What you need to do:
Render the following material again verbatim, leaving nothing out.

——————————

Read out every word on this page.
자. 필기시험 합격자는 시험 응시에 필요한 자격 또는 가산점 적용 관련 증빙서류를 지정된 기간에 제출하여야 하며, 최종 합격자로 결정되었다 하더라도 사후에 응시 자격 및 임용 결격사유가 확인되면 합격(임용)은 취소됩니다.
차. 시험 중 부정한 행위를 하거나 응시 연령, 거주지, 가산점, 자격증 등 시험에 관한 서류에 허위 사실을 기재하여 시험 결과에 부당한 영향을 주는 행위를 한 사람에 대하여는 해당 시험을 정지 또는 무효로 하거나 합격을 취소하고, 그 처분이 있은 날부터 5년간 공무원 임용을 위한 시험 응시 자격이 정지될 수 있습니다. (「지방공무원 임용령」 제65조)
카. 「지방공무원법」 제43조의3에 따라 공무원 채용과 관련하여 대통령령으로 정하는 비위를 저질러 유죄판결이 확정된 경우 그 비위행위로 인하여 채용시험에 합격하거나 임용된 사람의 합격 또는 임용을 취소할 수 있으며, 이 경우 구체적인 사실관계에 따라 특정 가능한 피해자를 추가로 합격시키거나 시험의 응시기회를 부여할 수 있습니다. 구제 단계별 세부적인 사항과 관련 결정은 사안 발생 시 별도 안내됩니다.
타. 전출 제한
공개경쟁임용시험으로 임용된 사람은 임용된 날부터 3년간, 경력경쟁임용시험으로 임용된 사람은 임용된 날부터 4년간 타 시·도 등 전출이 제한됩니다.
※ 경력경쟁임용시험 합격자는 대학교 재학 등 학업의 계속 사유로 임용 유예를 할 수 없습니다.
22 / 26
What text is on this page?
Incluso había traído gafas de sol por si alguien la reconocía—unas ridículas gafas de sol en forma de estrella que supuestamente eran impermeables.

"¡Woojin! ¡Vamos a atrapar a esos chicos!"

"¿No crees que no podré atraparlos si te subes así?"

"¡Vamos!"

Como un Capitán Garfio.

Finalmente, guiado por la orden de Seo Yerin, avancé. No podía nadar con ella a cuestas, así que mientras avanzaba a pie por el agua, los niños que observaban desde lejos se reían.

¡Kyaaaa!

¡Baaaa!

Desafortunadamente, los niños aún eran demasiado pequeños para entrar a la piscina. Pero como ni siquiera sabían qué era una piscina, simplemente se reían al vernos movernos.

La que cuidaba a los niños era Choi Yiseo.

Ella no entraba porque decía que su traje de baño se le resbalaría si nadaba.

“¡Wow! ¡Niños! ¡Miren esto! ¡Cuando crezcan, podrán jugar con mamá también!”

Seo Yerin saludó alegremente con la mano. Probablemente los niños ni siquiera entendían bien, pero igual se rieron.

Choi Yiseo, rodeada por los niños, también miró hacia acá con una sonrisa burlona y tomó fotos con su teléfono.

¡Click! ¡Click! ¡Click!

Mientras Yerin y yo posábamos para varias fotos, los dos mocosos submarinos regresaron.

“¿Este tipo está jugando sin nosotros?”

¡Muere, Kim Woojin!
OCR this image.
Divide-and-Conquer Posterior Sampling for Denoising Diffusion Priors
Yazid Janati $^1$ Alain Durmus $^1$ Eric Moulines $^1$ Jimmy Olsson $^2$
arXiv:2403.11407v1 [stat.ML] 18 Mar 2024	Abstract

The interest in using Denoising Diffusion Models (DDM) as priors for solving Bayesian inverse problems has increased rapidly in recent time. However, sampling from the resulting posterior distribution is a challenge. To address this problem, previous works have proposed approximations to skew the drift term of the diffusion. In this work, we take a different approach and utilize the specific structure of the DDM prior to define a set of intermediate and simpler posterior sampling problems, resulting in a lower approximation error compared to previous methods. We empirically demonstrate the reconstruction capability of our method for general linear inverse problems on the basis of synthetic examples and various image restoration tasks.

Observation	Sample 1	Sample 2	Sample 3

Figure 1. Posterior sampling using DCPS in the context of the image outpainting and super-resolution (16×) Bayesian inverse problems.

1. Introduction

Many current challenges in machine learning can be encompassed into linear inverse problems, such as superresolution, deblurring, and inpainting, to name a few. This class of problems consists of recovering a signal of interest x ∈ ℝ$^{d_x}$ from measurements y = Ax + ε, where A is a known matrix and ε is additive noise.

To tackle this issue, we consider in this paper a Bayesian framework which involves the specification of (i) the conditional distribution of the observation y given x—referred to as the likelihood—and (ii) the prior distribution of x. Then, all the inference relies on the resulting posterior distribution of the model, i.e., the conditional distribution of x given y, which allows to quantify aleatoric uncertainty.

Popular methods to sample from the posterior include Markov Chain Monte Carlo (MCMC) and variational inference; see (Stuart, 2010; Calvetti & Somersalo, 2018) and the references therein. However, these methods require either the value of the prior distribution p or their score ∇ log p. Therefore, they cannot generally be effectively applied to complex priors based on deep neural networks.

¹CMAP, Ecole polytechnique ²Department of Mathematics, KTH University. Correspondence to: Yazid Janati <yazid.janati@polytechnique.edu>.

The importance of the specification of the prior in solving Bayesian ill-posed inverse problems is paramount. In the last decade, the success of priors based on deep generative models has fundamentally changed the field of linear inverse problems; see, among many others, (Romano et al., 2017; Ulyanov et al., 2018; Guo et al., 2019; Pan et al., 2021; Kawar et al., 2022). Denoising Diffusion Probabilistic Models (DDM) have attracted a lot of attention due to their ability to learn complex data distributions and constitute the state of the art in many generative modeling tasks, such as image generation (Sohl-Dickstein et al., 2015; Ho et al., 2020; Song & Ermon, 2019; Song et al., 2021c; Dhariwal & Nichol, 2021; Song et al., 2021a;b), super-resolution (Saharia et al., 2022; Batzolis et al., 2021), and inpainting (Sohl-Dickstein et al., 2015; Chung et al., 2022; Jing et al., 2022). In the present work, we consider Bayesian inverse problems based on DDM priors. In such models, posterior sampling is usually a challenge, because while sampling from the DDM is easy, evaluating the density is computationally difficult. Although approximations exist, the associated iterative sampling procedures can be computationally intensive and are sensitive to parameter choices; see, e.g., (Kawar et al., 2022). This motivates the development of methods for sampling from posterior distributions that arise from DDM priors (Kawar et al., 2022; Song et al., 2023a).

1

——————————

Solved problem:
Read out every word on this page.
자. 필기시험 합격자는 시험 응시에 필요한 자격 또는 가산점 적용 관련 증빙서류를 지정된 기간에 제출하여야 하며, 최종 합격자로 결정되었다 하더라도 사후에 응시 자격 및 임용 결격사유가 확인되면 합격(임용)은 취소됩니다.
차. 시험 중 부정한 행위를 하거나 응시 연령, 거주지, 가산점, 자격증 등 시험에 관한 서류에 허위 사실을 기재하여 시험 결과에 부당한 영향을 주는 행위를 한 사람에 대하여는 해당 시험을 정지 또는 무효로 하거나 합격을 취소하고, 그 처분이 있은 날부터 5년간 공무원 임용을 위한 시험 응시 자격이 정지될 수 있습니다. (「지방공무원 임용령」 제65조)
카. 「지방공무원법」 제43조의3에 따라 공무원 채용과 관련하여 대통령령으로 정하는 비위를 저질러 유죄판결이 확정된 경우 그 비위행위로 인하여 채용시험에 합격하거나 임용된 사람의 합격 또는 임용을 취소할 수 있으며, 이 경우 구체적인 사실관계에 따라 특정 가능한 피해자를 추가로 합격시키거나 시험의 응시기회를 부여할 수 있습니다. 구제 단계별 세부적인 사항과 관련 결정은 사안 발생 시 별도 안내됩니다.
타. 전출 제한
공개경쟁임용시험으로 임용된 사람은 임용된 날부터 3년간, 경력경쟁임용시험으로 임용된 사람은 임용된 날부터 4년간 타 시·도 등 전출이 제한됩니다.
※ 경력경쟁임용시험 합격자는 대학교 재학 등 학업의 계속 사유로 임용 유예를 할 수 없습니다.
22 / 26
What text is on this page?
Incluso había traído gafas de sol por si alguien la reconocía—unas ridículas gafas de sol en forma de estrella que supuestamente eran impermeables.

"¡Woojin! ¡Vamos a atrapar a esos chicos!"

"¿No crees que no podré atraparlos si te subes así?"

"¡Vamos!"

Como un Capitán Garfio.

Finalmente, guiado por la orden de Seo Yerin, avancé. No podía nadar con ella a cuestas, así que mientras avanzaba a pie por el agua, los niños que observaban desde lejos se reían.

¡Kyaaaa!

¡Baaaa!

Desafortunadamente, los niños aún eran demasiado pequeños para entrar a la piscina. Pero como ni siquiera sabían qué era una piscina, simplemente se reían al vernos movernos.

La que cuidaba a los niños era Choi Yiseo.

Ella no entraba porque decía que su traje de baño se le resbalaría si nadaba.

“¡Wow! ¡Niños! ¡Miren esto! ¡Cuando crezcan, podrán jugar con mamá también!”

Seo Yerin saludó alegremente con la mano. Probablemente los niños ni siquiera entendían bien, pero igual se rieron.

Choi Yiseo, rodeada por los niños, también miró hacia acá con una sonrisa burlona y tomó fotos con su teléfono.

¡Click! ¡Click! ¡Click!

Mientras Yerin y yo posábamos para varias fotos, los dos mocosos submarinos regresaron.

“¿Este tipo está jugando sin nosotros?”

¡Muere, Kim Woojin!
OCR this image.
Divide-and-Conquer Posterior Sampling for Denoising Diffusion Priors
Yazid Janati $^1$ Alain Durmus $^1$ Eric Moulines $^1$ Jimmy Olsson $^2$
arXiv:2403.11407v1 [stat.ML] 18 Mar 2024	Abstract

The interest in using Denoising Diffusion Models (DDM) as priors for solving Bayesian inverse problems has increased rapidly in recent time. However, sampling from the resulting posterior distribution is a challenge. To address this problem, previous works have proposed approximations to skew the drift term of the diffusion. In this work, we take a different approach and utilize the specific structure of the DDM prior to define a set of intermediate and simpler posterior sampling problems, resulting in a lower approximation error compared to previous methods. We empirically demonstrate the reconstruction capability of our method for general linear inverse problems on the basis of synthetic examples and various image restoration tasks.

Observation	Sample 1	Sample 2	Sample 3

Figure 1. Posterior sampling using DCPS in the context of the image outpainting and super-resolution (16×) Bayesian inverse problems.

1. Introduction

Many current challenges in machine learning can be encompassed into linear inverse problems, such as superresolution, deblurring, and inpainting, to name a few. This class of problems consists of recovering a signal of interest x ∈ ℝ$^{d_x}$ from measurements y = Ax + ε, where A is a known matrix and ε is additive noise.

To tackle this issue, we consider in this paper a Bayesian framework which involves the specification of (i) the conditional distribution of the observation y given x—referred to as the likelihood—and (ii) the prior distribution of x. Then, all the inference relies on the resulting posterior distribution of the model, i.e., the conditional distribution of x given y, which allows to quantify aleatoric uncertainty.

Popular methods to sample from the posterior include Markov Chain Monte Carlo (MCMC) and variational inference; see (Stuart, 2010; Calvetti & Somersalo, 2018) and the references therein. However, these methods require either the value of the prior distribution p or their score ∇ log p. Therefore, they cannot generally be effectively applied to complex priors based on deep neural networks.

¹CMAP, Ecole polytechnique ²Department of Mathematics, KTH University. Correspondence to: Yazid Janati <yazid.janati@polytechnique.edu>.

The importance of the specification of the prior in solving Bayesian ill-posed inverse problems is paramount. In the last decade, the success of priors based on deep generative models has fundamentally changed the field of linear inverse problems; see, among many others, (Romano et al., 2017; Ulyanov et al., 2018; Guo et al., 2019; Pan et al., 2021; Kawar et al., 2022). Denoising Diffusion Probabilistic Models (DDM) have attracted a lot of attention due to their ability to learn complex data distributions and constitute the state of the art in many generative modeling tasks, such as image generation (Sohl-Dickstein et al., 2015; Ho et al., 2020; Song & Ermon, 2019; Song et al., 2021c; Dhariwal & Nichol, 2021; Song et al., 2021a;b), super-resolution (Saharia et al., 2022; Batzolis et al., 2021), and inpainting (Sohl-Dickstein et al., 2015; Chung et al., 2022; Jing et al., 2022). In the present work, we consider Bayesian inverse problems based on DDM priors. In such models, posterior sampling is usually a challenge, because while sampling from the DDM is easy, evaluating the density is computationally difficult. Although approximations exist, the associated iterative sampling procedures can be computationally intensive and are sensitive to parameter choices; see, e.g., (Kawar et al., 2022). This motivates the development of methods for sampling from posterior distributions that arise from DDM priors (Kawar et al., 2022; Song et al., 2023a).

1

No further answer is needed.